▶ Written problem
From the entries that follow, pick out all lines holding "this".

▶ Materials provided
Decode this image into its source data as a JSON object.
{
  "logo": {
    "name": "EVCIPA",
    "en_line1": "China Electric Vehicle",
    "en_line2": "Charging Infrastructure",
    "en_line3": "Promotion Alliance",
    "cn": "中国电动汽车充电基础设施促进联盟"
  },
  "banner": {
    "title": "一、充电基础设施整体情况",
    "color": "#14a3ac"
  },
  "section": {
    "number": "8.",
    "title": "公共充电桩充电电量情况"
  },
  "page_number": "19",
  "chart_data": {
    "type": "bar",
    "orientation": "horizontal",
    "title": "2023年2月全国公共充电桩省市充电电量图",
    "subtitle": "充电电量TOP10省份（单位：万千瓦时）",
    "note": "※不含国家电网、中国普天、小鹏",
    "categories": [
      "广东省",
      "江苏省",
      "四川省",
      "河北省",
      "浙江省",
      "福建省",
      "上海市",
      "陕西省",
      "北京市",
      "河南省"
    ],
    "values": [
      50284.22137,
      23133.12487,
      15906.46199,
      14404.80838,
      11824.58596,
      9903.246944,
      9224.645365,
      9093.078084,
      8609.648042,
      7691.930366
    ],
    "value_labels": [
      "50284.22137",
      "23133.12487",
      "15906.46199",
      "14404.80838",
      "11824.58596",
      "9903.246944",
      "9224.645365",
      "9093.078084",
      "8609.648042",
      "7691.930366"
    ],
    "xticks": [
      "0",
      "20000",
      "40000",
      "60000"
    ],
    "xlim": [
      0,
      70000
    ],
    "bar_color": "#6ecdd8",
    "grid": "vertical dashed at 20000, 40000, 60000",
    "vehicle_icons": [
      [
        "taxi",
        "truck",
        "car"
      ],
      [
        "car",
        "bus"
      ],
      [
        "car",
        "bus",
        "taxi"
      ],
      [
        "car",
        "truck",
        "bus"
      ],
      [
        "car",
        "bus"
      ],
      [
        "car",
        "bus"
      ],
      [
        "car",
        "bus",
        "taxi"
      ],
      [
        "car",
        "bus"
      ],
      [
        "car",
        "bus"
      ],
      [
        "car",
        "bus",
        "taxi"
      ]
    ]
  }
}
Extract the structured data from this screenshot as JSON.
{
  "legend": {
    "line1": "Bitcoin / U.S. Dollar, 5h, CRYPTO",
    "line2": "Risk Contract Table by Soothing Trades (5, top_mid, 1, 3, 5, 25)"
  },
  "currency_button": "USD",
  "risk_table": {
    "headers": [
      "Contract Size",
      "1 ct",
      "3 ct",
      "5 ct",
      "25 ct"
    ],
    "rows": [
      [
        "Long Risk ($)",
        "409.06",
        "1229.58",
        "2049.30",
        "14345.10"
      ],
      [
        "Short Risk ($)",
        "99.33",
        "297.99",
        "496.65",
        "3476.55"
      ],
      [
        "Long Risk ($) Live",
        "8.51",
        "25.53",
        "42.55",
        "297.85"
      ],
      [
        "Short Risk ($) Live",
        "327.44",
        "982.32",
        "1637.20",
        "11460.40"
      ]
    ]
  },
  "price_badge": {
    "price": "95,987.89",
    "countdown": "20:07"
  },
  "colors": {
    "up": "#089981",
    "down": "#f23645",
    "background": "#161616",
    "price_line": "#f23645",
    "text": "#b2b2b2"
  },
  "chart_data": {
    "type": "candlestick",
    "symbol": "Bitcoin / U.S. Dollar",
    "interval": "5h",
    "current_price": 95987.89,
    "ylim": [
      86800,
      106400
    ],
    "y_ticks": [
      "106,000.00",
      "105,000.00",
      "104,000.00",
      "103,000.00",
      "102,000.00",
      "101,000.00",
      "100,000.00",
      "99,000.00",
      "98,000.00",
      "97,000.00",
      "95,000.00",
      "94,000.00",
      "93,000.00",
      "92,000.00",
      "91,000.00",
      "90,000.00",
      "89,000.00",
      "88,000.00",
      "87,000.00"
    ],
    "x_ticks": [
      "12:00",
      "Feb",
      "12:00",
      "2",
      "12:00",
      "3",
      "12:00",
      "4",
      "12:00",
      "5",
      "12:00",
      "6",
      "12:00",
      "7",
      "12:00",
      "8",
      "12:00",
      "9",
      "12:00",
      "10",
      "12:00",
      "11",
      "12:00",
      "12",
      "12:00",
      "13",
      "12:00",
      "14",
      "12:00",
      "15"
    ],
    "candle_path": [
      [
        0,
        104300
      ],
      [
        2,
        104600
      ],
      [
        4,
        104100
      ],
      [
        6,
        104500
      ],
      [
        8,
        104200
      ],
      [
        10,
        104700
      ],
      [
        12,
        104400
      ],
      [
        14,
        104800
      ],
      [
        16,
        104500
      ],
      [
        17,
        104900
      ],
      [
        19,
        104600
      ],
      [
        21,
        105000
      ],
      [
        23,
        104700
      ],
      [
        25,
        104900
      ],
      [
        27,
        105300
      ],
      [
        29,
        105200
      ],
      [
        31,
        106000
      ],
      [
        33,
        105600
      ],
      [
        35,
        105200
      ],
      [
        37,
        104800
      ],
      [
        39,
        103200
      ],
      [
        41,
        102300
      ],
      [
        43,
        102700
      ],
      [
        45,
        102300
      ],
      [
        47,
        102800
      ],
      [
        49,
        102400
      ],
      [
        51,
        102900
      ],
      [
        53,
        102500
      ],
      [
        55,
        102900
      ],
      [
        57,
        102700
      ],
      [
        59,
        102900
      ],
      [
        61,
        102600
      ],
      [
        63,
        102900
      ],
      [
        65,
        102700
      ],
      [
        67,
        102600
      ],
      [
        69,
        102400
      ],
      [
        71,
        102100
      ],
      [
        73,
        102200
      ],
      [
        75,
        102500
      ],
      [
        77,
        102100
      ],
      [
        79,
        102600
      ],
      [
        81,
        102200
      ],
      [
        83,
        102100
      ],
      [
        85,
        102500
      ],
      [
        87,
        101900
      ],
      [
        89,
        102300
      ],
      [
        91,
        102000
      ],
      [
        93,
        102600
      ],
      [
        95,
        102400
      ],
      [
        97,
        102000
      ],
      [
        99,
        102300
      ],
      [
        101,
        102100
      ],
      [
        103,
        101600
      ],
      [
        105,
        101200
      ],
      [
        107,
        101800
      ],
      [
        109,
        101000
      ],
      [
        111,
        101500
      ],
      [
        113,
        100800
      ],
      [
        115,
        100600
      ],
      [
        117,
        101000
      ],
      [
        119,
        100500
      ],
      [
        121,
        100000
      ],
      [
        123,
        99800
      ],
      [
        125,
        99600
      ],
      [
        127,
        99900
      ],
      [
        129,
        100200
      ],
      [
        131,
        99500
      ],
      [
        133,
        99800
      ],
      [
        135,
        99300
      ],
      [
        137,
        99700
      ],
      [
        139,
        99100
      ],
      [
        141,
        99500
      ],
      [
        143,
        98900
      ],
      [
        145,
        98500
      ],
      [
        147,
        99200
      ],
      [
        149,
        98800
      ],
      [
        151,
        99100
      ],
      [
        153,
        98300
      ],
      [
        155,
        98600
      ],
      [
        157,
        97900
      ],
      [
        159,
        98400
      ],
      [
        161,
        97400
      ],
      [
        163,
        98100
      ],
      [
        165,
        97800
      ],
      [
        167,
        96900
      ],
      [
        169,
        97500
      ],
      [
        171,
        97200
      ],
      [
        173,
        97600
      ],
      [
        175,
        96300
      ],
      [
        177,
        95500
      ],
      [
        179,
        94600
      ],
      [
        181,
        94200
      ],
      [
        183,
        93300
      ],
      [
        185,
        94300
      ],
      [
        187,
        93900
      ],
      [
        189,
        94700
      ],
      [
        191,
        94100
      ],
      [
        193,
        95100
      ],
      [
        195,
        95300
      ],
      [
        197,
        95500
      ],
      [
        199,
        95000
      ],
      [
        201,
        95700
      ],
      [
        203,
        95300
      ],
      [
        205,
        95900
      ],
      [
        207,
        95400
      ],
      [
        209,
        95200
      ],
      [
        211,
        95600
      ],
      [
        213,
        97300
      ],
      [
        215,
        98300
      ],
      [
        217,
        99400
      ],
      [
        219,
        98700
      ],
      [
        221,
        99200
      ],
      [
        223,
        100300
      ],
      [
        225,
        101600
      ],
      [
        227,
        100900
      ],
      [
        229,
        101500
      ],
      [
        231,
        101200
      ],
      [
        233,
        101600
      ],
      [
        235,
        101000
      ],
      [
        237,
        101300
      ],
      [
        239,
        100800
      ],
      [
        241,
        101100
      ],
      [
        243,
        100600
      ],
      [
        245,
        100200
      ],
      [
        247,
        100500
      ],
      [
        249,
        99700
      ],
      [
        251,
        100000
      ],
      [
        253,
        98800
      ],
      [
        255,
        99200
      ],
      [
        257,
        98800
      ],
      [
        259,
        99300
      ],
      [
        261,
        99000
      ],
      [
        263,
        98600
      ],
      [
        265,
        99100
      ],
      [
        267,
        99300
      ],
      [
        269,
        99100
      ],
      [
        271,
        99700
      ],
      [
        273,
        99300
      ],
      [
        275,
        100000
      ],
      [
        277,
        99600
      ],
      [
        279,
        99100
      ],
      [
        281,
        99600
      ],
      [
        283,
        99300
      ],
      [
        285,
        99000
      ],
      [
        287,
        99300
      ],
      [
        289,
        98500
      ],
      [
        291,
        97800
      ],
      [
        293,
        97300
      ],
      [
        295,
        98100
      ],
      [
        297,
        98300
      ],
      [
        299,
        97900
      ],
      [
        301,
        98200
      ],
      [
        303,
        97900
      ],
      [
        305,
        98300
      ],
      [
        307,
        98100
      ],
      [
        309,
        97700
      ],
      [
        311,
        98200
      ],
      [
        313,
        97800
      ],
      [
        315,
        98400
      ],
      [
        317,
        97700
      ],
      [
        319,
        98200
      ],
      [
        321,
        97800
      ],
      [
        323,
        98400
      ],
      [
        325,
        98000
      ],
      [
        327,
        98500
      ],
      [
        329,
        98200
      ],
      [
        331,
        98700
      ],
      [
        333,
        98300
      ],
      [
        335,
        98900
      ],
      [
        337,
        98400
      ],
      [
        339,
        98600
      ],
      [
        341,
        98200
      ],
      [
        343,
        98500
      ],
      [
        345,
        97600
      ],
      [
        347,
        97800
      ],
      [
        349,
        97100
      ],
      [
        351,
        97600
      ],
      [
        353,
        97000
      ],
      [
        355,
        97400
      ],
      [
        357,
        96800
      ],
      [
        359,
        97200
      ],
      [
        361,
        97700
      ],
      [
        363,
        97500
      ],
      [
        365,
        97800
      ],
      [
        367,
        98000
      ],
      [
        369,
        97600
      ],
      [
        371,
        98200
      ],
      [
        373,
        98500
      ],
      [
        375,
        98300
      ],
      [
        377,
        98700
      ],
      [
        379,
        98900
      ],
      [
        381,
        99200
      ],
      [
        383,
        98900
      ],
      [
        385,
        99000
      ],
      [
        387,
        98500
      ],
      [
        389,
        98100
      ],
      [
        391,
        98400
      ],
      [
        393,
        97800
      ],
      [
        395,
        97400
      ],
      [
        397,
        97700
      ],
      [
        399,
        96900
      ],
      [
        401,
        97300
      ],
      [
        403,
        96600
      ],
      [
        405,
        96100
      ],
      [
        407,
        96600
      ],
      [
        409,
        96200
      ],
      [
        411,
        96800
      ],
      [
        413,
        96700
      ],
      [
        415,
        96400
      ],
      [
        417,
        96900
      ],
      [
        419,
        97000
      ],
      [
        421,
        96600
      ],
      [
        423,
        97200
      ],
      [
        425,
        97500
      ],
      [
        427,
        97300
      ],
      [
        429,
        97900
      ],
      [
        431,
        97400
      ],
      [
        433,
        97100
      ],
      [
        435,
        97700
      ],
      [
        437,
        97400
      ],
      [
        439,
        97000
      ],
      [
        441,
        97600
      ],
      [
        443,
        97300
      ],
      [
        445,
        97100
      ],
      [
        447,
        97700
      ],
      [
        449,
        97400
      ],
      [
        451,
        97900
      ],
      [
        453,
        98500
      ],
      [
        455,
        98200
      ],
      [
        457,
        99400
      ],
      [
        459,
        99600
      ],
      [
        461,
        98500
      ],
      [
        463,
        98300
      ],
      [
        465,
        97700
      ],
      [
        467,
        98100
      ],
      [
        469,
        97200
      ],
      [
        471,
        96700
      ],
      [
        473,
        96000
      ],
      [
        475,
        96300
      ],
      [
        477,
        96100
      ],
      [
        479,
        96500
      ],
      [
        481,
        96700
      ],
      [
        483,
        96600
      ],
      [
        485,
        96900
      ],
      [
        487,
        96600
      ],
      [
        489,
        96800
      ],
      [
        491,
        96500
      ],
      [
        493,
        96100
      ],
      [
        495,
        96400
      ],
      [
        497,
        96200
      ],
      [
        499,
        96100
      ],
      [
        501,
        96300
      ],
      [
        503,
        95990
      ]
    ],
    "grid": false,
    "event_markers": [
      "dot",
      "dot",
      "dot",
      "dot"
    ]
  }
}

▶ Task result
Decode this image into its source data as a JSON object.
Extract the structured data from this screenshot as JSON.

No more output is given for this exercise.